**Provided data**

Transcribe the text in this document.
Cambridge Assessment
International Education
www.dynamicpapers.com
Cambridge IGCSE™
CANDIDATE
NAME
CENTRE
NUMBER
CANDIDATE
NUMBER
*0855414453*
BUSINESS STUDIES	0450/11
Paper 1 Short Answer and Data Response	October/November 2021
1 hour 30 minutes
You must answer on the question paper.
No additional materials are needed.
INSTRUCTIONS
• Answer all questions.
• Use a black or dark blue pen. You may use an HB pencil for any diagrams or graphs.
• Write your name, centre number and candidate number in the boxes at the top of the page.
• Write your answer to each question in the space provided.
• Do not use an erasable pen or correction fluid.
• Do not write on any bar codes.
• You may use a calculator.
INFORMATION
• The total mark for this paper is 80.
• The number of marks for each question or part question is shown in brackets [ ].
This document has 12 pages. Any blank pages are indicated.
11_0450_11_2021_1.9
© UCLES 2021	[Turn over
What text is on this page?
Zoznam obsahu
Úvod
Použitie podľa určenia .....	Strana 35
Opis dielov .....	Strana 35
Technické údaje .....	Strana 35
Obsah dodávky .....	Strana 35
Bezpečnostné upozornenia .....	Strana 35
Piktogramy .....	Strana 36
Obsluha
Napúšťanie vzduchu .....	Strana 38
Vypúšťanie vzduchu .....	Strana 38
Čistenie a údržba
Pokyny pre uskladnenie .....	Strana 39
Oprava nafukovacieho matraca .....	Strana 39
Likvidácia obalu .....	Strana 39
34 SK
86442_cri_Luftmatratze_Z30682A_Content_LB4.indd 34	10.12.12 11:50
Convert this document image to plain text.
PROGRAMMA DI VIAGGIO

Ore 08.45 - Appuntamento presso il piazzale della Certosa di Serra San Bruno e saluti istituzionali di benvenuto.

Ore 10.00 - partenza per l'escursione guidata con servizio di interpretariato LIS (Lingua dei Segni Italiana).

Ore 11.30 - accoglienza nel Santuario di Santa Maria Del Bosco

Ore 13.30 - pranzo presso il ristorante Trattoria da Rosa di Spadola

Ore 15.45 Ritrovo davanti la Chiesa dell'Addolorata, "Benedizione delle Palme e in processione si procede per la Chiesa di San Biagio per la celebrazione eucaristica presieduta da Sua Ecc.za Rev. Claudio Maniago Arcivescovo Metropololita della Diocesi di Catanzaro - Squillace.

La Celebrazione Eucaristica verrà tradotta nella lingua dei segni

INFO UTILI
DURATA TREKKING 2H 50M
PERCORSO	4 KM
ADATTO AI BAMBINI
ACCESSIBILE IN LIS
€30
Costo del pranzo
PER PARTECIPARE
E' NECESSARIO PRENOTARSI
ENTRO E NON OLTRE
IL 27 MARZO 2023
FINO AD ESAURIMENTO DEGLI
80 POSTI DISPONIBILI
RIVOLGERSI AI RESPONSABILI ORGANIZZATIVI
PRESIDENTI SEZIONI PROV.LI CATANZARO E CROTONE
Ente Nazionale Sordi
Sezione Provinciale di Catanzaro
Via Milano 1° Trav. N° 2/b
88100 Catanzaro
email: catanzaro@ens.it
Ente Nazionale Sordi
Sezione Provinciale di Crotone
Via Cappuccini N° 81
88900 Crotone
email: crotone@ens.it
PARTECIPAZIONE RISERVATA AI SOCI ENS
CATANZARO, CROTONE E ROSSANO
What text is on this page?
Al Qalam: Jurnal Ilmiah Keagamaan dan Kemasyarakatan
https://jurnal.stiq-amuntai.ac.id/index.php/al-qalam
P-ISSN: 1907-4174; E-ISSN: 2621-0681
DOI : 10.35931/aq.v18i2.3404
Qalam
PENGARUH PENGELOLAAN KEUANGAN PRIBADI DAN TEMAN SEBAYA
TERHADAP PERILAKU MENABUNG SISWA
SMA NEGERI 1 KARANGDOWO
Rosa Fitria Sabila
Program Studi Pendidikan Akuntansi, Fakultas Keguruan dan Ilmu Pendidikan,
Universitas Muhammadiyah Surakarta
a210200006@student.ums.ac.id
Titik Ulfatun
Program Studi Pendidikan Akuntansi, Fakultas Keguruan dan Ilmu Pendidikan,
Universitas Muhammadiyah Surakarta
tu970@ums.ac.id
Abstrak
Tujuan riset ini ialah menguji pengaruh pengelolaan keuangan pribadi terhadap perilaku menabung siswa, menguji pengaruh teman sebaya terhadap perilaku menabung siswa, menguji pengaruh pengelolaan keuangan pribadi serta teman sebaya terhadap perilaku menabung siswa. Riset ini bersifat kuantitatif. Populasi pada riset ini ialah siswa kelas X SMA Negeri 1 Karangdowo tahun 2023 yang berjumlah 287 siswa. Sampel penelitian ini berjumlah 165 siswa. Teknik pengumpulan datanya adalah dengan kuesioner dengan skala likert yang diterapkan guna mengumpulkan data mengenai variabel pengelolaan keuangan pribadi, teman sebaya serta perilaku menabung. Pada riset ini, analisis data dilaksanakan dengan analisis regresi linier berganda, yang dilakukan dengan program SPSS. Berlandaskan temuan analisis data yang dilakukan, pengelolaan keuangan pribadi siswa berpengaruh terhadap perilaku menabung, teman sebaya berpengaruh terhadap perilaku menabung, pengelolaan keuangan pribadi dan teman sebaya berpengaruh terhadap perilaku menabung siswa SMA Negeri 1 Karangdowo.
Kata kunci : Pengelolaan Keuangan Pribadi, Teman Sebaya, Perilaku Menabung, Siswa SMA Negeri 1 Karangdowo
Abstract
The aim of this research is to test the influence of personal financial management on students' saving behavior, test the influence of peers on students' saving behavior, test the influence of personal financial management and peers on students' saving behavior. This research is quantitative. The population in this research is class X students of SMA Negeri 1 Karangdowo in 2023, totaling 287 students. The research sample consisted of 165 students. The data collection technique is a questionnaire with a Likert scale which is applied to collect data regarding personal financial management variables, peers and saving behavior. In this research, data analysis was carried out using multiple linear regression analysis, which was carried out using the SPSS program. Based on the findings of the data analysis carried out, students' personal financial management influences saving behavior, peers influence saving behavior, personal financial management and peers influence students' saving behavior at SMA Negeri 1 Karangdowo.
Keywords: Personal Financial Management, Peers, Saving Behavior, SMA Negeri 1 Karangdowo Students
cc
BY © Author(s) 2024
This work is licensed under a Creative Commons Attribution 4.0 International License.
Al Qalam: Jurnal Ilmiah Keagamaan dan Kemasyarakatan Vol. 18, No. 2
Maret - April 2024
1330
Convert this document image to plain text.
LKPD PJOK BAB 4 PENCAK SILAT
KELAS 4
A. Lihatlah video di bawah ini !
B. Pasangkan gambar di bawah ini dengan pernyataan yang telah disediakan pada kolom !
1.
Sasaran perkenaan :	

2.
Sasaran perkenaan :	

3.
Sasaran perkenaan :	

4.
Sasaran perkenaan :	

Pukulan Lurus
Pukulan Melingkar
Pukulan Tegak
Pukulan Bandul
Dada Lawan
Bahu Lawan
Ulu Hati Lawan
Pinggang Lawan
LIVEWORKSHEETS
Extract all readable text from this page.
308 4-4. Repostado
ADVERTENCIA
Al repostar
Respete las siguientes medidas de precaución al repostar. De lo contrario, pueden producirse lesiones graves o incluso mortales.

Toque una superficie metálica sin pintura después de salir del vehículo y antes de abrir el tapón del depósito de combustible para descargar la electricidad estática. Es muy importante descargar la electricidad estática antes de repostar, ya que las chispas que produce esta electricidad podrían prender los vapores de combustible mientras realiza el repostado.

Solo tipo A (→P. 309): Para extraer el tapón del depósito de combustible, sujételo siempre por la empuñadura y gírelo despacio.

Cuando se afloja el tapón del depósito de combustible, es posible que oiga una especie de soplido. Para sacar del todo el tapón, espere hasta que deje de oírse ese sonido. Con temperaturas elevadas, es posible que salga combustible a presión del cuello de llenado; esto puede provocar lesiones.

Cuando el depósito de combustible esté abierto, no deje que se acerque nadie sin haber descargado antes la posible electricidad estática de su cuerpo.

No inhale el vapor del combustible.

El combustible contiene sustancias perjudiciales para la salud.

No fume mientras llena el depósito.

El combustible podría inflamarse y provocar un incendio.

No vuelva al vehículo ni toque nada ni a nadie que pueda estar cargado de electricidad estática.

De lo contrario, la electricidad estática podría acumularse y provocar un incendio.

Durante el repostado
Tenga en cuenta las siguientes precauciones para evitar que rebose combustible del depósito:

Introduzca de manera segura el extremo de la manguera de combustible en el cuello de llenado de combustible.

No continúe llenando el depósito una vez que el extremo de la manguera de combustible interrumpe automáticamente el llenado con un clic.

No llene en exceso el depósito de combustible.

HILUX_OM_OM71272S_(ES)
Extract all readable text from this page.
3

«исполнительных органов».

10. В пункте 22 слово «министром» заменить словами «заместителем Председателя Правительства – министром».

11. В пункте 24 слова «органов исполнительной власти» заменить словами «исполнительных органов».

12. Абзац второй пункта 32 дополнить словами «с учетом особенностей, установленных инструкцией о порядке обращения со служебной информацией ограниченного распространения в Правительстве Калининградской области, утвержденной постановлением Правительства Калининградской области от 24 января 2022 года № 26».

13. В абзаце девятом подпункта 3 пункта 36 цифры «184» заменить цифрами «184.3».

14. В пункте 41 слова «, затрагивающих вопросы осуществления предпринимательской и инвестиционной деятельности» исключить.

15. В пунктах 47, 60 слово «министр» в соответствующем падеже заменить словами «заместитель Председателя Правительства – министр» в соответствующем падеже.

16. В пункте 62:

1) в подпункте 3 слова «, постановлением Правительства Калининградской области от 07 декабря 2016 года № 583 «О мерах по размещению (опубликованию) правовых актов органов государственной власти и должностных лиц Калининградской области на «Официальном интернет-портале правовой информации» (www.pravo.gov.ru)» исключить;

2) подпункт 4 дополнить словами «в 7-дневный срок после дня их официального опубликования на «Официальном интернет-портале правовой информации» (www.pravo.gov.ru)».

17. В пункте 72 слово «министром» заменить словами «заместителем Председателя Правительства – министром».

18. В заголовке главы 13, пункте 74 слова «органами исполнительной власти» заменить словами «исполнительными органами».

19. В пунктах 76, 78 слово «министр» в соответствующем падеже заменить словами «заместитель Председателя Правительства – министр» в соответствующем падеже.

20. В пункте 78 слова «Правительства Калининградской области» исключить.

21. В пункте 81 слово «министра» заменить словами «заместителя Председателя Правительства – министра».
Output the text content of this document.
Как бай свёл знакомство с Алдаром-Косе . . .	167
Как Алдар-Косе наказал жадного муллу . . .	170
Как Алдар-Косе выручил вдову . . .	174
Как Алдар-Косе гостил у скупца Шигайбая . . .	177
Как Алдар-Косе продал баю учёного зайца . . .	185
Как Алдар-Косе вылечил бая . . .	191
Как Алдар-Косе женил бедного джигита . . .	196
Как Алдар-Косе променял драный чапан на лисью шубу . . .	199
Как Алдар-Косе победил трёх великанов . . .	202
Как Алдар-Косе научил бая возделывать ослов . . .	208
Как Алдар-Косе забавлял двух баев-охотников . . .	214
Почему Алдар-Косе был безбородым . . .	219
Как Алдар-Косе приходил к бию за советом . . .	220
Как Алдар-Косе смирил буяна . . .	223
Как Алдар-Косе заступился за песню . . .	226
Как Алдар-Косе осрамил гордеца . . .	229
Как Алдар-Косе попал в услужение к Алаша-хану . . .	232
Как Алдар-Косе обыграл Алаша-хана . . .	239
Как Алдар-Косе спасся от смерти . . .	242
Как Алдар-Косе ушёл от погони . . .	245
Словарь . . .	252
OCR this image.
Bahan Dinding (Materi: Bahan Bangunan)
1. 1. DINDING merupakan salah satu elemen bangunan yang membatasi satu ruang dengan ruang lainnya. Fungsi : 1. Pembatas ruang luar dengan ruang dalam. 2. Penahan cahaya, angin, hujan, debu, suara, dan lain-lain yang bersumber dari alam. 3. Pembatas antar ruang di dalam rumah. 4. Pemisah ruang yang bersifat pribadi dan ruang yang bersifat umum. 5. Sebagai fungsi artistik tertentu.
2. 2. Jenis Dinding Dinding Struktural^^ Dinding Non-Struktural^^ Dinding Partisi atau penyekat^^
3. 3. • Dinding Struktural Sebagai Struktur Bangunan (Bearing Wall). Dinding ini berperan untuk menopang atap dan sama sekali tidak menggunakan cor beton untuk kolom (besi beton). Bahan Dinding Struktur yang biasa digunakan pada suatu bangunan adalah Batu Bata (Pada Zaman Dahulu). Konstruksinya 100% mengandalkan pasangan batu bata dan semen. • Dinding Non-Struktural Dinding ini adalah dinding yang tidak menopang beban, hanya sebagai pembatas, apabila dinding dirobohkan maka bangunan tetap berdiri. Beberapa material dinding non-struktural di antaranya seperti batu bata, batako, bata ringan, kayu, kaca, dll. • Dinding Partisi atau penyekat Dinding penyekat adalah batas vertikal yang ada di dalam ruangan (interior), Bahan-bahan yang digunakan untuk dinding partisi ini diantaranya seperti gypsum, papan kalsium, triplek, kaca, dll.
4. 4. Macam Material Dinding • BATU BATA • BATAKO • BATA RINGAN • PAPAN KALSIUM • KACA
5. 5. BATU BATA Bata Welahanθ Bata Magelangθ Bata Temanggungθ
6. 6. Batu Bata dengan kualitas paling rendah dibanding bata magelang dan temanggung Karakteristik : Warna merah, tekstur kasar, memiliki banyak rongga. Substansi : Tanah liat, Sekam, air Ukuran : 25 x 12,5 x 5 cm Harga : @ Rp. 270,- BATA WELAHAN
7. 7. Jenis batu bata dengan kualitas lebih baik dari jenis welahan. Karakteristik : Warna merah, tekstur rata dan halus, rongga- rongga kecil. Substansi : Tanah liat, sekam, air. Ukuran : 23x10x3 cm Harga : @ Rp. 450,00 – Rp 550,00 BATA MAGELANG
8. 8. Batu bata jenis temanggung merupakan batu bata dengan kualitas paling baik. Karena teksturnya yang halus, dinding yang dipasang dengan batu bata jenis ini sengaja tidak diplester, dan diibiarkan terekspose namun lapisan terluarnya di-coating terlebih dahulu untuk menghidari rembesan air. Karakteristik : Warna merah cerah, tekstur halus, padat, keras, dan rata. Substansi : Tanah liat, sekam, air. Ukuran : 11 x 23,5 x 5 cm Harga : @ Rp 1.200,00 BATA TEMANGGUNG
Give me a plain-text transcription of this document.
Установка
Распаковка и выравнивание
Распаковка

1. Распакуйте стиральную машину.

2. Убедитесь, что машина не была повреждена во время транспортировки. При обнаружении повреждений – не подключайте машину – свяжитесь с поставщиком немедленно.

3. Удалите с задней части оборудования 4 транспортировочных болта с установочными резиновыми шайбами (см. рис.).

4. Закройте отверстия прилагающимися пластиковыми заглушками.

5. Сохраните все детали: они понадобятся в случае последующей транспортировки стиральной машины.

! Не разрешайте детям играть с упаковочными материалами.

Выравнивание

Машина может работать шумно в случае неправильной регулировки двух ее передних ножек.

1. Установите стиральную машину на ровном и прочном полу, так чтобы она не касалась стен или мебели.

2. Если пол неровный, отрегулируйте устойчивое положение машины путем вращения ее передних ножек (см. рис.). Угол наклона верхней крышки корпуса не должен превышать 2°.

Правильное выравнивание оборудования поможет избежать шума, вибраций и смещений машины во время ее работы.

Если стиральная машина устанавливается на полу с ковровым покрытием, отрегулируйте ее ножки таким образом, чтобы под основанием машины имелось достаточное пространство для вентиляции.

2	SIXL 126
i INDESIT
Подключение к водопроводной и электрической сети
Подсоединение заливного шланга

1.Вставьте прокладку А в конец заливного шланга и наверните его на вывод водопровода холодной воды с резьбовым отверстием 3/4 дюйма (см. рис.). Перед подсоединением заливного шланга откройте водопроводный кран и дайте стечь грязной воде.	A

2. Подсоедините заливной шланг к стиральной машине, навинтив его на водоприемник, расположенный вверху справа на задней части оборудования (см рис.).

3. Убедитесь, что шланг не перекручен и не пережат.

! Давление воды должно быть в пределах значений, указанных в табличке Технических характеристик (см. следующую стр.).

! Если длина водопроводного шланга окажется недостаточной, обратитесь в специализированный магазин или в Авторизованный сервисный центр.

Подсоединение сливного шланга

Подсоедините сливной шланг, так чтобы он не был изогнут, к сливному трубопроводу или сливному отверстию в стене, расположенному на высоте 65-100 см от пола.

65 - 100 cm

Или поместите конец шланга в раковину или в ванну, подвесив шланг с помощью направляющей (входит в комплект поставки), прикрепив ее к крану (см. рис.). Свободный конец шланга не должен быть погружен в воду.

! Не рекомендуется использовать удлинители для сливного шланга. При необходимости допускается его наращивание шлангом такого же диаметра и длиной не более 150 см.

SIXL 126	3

**What is asked**
Using the listing above, locate the lines that hold "vzduchu" and copy each one.

**The answer**
Napúšťanie vzduchu .....	Strana 38
Vypúšťanie vzduchu .....	Strana 38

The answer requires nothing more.